> Problem details
Write out the material exactly. Do not include the pictures.

> Supplied information
━━━━
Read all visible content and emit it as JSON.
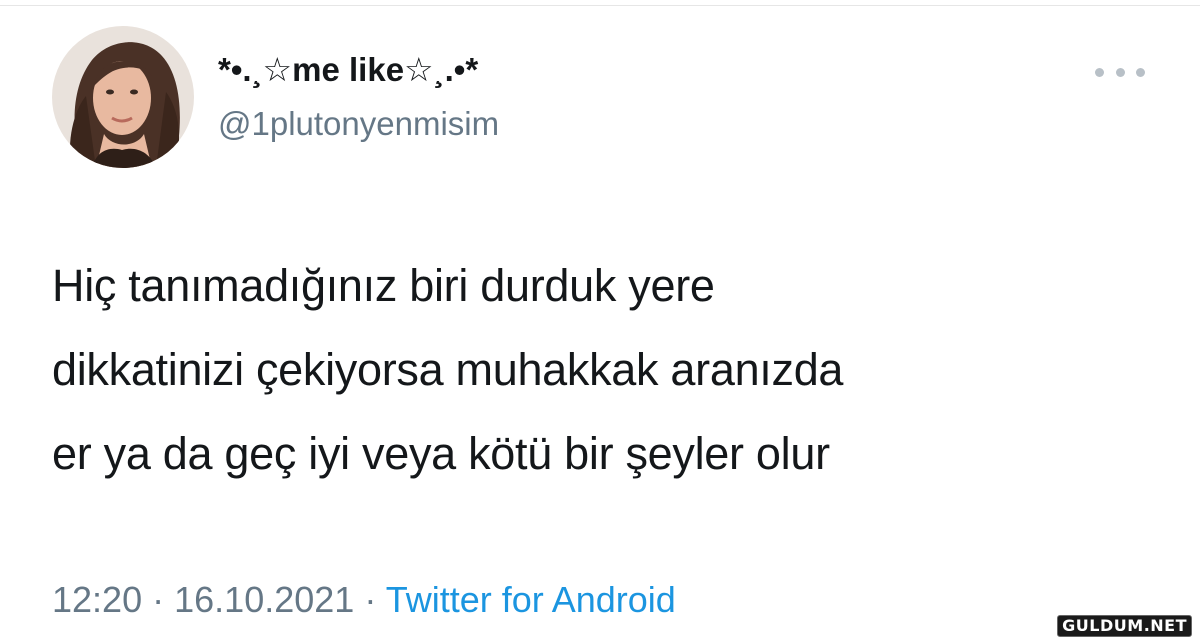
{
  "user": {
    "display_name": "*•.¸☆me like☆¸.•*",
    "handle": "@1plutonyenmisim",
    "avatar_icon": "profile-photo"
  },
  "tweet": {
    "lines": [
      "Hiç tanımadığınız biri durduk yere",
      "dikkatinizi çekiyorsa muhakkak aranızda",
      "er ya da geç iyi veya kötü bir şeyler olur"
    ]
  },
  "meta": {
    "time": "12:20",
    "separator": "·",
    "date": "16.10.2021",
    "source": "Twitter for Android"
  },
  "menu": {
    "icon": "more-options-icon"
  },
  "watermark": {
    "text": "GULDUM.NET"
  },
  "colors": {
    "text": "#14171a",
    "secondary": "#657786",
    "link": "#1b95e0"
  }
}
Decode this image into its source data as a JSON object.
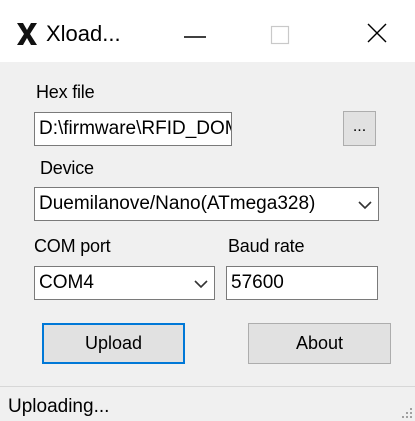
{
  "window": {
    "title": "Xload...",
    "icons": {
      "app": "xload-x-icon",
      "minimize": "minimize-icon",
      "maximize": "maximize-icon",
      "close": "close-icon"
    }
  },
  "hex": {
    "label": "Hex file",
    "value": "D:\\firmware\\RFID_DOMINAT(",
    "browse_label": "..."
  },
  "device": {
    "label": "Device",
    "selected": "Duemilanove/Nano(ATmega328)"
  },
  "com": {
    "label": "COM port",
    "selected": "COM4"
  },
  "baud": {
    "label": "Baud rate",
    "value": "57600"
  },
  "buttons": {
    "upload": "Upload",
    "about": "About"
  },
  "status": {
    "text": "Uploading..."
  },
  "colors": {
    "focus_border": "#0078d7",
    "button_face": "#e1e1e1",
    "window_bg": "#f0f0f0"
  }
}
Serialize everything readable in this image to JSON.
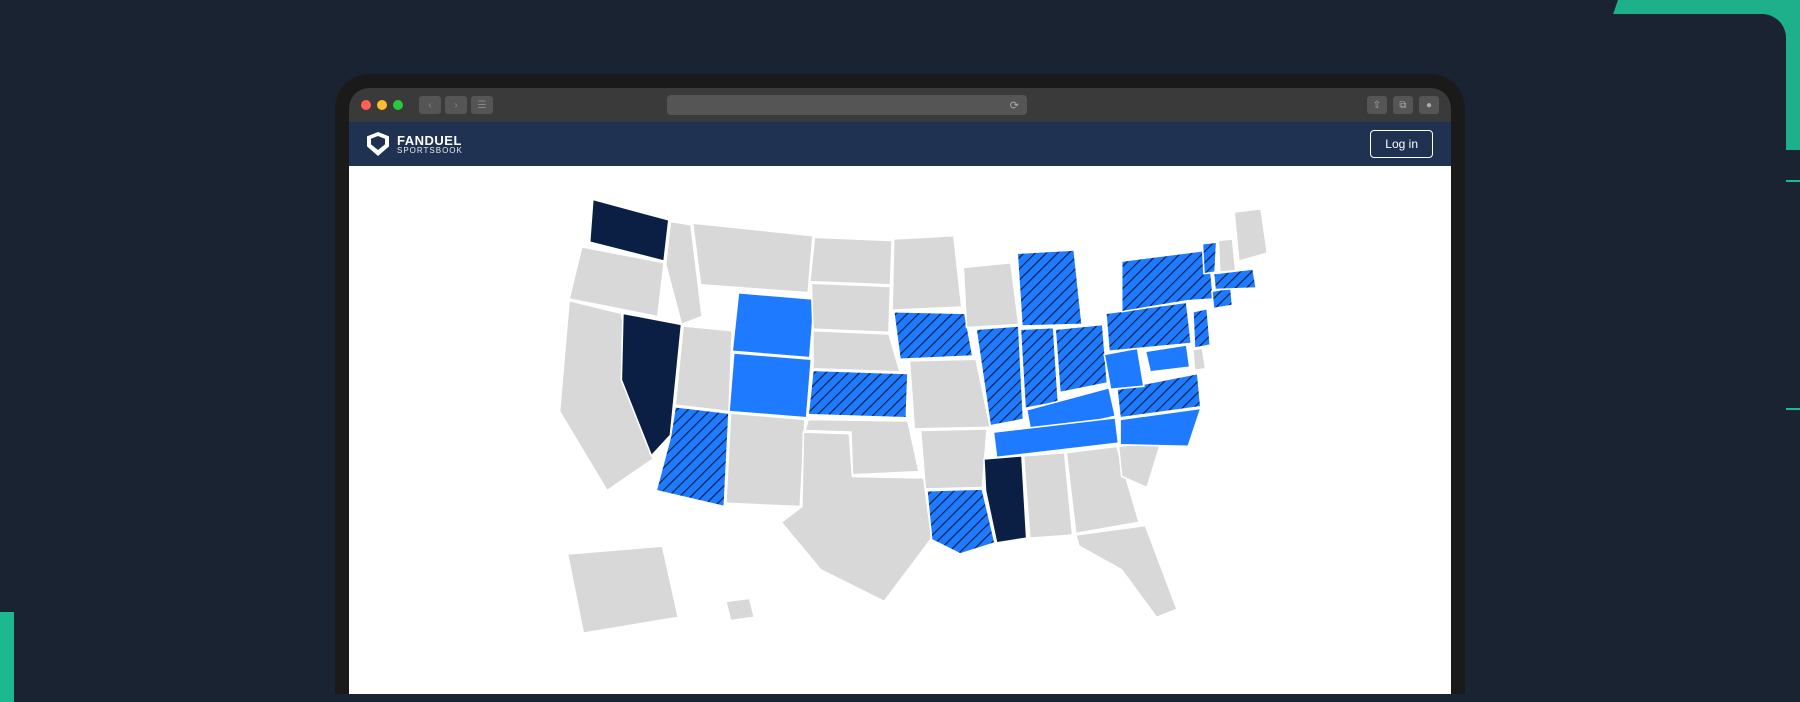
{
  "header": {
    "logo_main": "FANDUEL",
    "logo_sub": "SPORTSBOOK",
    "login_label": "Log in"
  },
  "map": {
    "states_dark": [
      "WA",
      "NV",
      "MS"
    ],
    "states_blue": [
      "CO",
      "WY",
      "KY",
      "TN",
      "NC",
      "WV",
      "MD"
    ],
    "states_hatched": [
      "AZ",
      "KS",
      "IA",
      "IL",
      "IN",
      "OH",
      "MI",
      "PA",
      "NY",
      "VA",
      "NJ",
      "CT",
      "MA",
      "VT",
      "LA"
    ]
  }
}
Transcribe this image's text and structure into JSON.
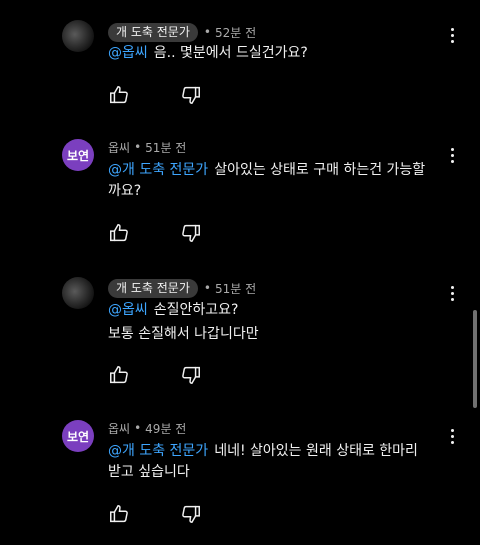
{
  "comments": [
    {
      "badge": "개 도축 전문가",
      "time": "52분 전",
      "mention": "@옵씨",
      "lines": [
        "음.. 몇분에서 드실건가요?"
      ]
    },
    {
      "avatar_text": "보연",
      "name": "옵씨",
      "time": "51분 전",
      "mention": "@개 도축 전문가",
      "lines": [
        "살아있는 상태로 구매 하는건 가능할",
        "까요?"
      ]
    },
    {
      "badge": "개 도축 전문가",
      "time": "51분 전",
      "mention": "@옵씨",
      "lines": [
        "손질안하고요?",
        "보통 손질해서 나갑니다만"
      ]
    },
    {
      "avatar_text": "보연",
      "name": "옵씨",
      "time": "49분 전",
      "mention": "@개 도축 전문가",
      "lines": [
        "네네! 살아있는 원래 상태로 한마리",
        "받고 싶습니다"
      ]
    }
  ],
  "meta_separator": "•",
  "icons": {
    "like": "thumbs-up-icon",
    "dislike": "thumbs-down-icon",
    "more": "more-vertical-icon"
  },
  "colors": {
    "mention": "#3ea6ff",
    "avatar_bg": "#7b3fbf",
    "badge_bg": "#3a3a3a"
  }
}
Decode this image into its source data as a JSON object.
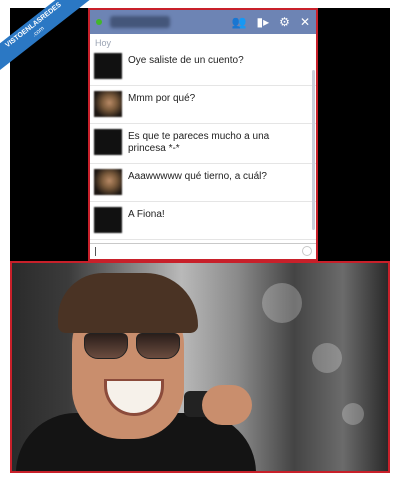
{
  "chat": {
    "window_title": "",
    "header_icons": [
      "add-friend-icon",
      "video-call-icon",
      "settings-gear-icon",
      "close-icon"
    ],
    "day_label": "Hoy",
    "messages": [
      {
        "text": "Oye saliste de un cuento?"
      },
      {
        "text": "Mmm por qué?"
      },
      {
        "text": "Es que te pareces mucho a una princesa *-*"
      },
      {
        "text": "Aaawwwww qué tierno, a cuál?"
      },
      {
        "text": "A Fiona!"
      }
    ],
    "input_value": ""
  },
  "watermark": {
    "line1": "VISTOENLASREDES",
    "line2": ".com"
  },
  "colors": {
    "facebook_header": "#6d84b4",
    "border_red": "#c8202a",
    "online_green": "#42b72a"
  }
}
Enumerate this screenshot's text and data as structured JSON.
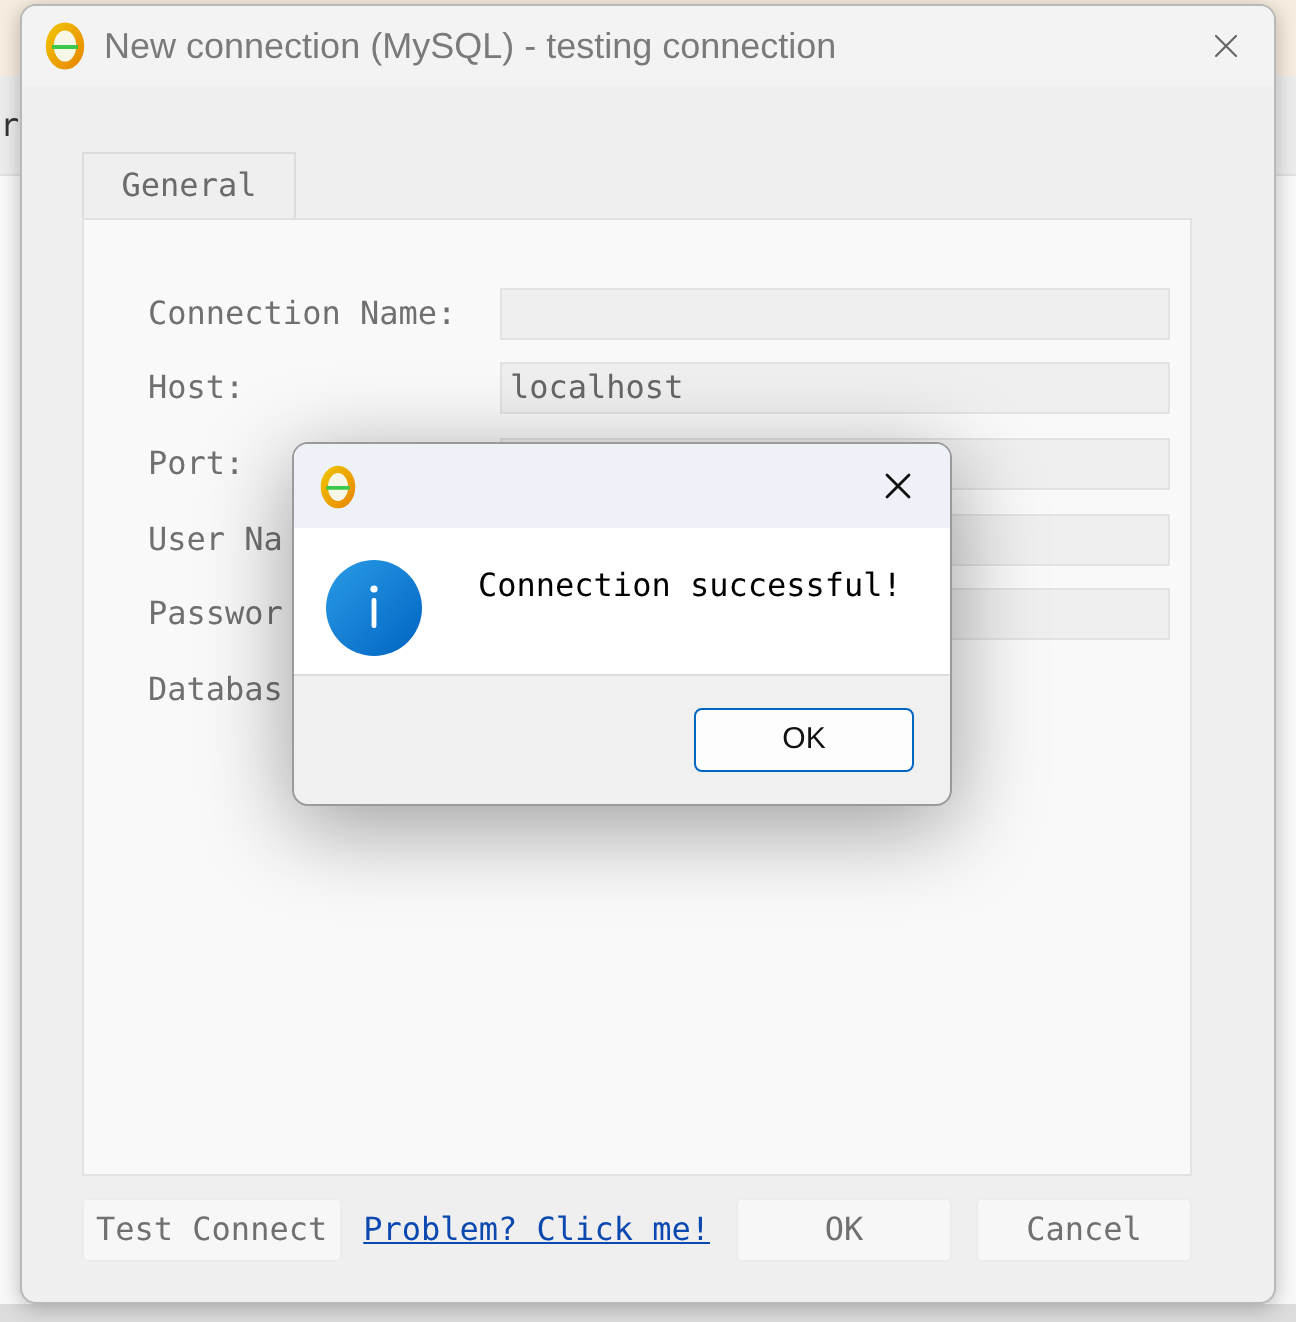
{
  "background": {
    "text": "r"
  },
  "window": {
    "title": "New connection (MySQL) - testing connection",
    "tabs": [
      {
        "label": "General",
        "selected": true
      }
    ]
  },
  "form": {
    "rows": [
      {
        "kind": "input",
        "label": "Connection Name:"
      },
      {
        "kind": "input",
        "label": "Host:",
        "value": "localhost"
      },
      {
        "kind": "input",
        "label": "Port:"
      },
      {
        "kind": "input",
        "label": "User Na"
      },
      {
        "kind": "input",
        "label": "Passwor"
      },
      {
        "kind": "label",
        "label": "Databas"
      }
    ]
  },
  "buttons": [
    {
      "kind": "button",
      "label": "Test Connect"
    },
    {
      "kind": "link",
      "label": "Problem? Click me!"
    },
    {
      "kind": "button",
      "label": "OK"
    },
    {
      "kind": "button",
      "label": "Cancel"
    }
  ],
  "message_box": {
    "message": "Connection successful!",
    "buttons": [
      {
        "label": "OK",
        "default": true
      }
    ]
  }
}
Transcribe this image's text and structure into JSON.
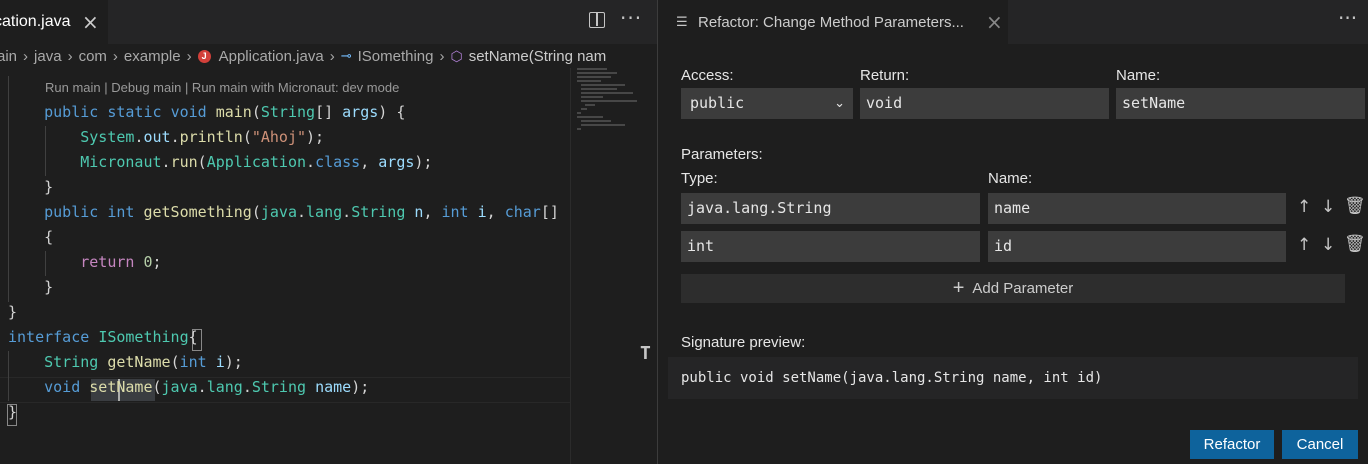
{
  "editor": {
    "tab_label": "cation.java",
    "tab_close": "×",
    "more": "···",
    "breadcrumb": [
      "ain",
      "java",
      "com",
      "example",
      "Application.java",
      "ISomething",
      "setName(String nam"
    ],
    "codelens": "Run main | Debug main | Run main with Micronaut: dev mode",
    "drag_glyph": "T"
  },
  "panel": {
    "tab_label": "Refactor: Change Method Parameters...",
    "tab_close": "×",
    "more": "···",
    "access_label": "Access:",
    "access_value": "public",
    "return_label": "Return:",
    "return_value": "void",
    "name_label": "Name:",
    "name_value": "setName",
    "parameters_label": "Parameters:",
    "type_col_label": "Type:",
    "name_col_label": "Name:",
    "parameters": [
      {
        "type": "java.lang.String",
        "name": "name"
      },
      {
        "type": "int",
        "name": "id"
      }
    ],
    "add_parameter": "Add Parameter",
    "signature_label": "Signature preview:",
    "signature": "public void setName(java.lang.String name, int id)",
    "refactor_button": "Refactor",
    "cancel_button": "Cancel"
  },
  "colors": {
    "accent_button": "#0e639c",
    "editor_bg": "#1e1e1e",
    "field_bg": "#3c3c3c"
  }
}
━━━━
> Reply
Read all visible content and emit it as JSON.
{
  "user": {
    "display_name": "*•.¸☆me like☆¸.•*",
    "handle": "@1plutonyenmisim",
    "avatar_icon": "profile-photo"
  },
  "tweet": {
    "lines": [
      "Hiç tanımadığınız biri durduk yere",
      "dikkatinizi çekiyorsa muhakkak aranızda",
      "er ya da geç iyi veya kötü bir şeyler olur"
    ]
  },
  "meta": {
    "time": "12:20",
    "separator": "·",
    "date": "16.10.2021",
    "source": "Twitter for Android"
  },
  "menu": {
    "icon": "more-options-icon"
  },
  "watermark": {
    "text": "GULDUM.NET"
  },
  "colors": {
    "text": "#14171a",
    "secondary": "#657786",
    "link": "#1b95e0"
  }
}
Decode this image into its source data as a JSON object.
{
  "window": {
    "title": "Xload...",
    "icons": {
      "app": "xload-x-icon",
      "minimize": "minimize-icon",
      "maximize": "maximize-icon",
      "close": "close-icon"
    }
  },
  "hex": {
    "label": "Hex file",
    "value": "D:\\firmware\\RFID_DOMINAT(",
    "browse_label": "..."
  },
  "device": {
    "label": "Device",
    "selected": "Duemilanove/Nano(ATmega328)"
  },
  "com": {
    "label": "COM port",
    "selected": "COM4"
  },
  "baud": {
    "label": "Baud rate",
    "value": "57600"
  },
  "buttons": {
    "upload": "Upload",
    "about": "About"
  },
  "status": {
    "text": "Uploading..."
  },
  "colors": {
    "focus_border": "#0078d7",
    "button_face": "#e1e1e1",
    "window_bg": "#f0f0f0"
  }
}
Serialize everything readable in this image to JSON.
{
  "header": {
    "logo_main": "FANDUEL",
    "logo_sub": "SPORTSBOOK",
    "login_label": "Log in"
  },
  "map": {
    "states_dark": [
      "WA",
      "NV",
      "MS"
    ],
    "states_blue": [
      "CO",
      "WY",
      "KY",
      "TN",
      "NC",
      "WV",
      "MD"
    ],
    "states_hatched": [
      "AZ",
      "KS",
      "IA",
      "IL",
      "IN",
      "OH",
      "MI",
      "PA",
      "NY",
      "VA",
      "NJ",
      "CT",
      "MA",
      "VT",
      "LA"
    ]
  }
}
Transcribe this image's text and structure into JSON.
{
  "comments": [
    {
      "badge": "개 도축 전문가",
      "time": "52분 전",
      "mention": "@옵씨",
      "lines": [
        "음.. 몇분에서 드실건가요?"
      ]
    },
    {
      "avatar_text": "보연",
      "name": "옵씨",
      "time": "51분 전",
      "mention": "@개 도축 전문가",
      "lines": [
        "살아있는 상태로 구매 하는건 가능할",
        "까요?"
      ]
    },
    {
      "badge": "개 도축 전문가",
      "time": "51분 전",
      "mention": "@옵씨",
      "lines": [
        "손질안하고요?",
        "보통 손질해서 나갑니다만"
      ]
    },
    {
      "avatar_text": "보연",
      "name": "옵씨",
      "time": "49분 전",
      "mention": "@개 도축 전문가",
      "lines": [
        "네네! 살아있는 원래 상태로 한마리",
        "받고 싶습니다"
      ]
    }
  ],
  "meta_separator": "•",
  "icons": {
    "like": "thumbs-up-icon",
    "dislike": "thumbs-down-icon",
    "more": "more-vertical-icon"
  },
  "colors": {
    "mention": "#3ea6ff",
    "avatar_bg": "#7b3fbf",
    "badge_bg": "#3a3a3a"
  }
}
Decode this image into its source data as a JSON object.
{
  "chat": {
    "window_title": "",
    "header_icons": [
      "add-friend-icon",
      "video-call-icon",
      "settings-gear-icon",
      "close-icon"
    ],
    "day_label": "Hoy",
    "messages": [
      {
        "text": "Oye saliste de un cuento?"
      },
      {
        "text": "Mmm por qué?"
      },
      {
        "text": "Es que te pareces mucho a una princesa *-*"
      },
      {
        "text": "Aaawwwww qué tierno, a cuál?"
      },
      {
        "text": "A Fiona!"
      }
    ],
    "input_value": ""
  },
  "watermark": {
    "line1": "VISTOENLASREDES",
    "line2": ".com"
  },
  "colors": {
    "facebook_header": "#6d84b4",
    "border_red": "#c8202a",
    "online_green": "#42b72a"
  }
}
Enumerate this screenshot's text and data as structured JSON.
{
  "background": {
    "text": "r"
  },
  "window": {
    "title": "New connection (MySQL) - testing connection",
    "tabs": [
      {
        "label": "General",
        "selected": true
      }
    ]
  },
  "form": {
    "rows": [
      {
        "kind": "input",
        "label": "Connection Name:"
      },
      {
        "kind": "input",
        "label": "Host:",
        "value": "localhost"
      },
      {
        "kind": "input",
        "label": "Port:"
      },
      {
        "kind": "input",
        "label": "User Na"
      },
      {
        "kind": "input",
        "label": "Passwor"
      },
      {
        "kind": "label",
        "label": "Databas"
      }
    ]
  },
  "buttons": [
    {
      "kind": "button",
      "label": "Test Connect"
    },
    {
      "kind": "link",
      "label": "Problem? Click me!"
    },
    {
      "kind": "button",
      "label": "OK"
    },
    {
      "kind": "button",
      "label": "Cancel"
    }
  ],
  "message_box": {
    "message": "Connection successful!",
    "buttons": [
      {
        "label": "OK",
        "default": true
      }
    ]
  }
}
Transcribe this image's text and structure into JSON.
{
  "editor": {
    "tab_label": "cation.java",
    "tab_close": "×",
    "more": "···",
    "breadcrumb": [
      "ain",
      "java",
      "com",
      "example",
      "Application.java",
      "ISomething",
      "setName(String nam"
    ],
    "codelens": "Run main | Debug main | Run main with Micronaut: dev mode",
    "drag_glyph": "T"
  },
  "panel": {
    "tab_label": "Refactor: Change Method Parameters...",
    "tab_close": "×",
    "more": "···",
    "access_label": "Access:",
    "access_value": "public",
    "return_label": "Return:",
    "return_value": "void",
    "name_label": "Name:",
    "name_value": "setName",
    "parameters_label": "Parameters:",
    "type_col_label": "Type:",
    "name_col_label": "Name:",
    "parameters": [
      {
        "type": "java.lang.String",
        "name": "name"
      },
      {
        "type": "int",
        "name": "id"
      }
    ],
    "add_parameter": "Add Parameter",
    "signature_label": "Signature preview:",
    "signature": "public void setName(java.lang.String name, int id)",
    "refactor_button": "Refactor",
    "cancel_button": "Cancel"
  },
  "colors": {
    "accent_button": "#0e639c",
    "editor_bg": "#1e1e1e",
    "field_bg": "#3c3c3c"
  }
}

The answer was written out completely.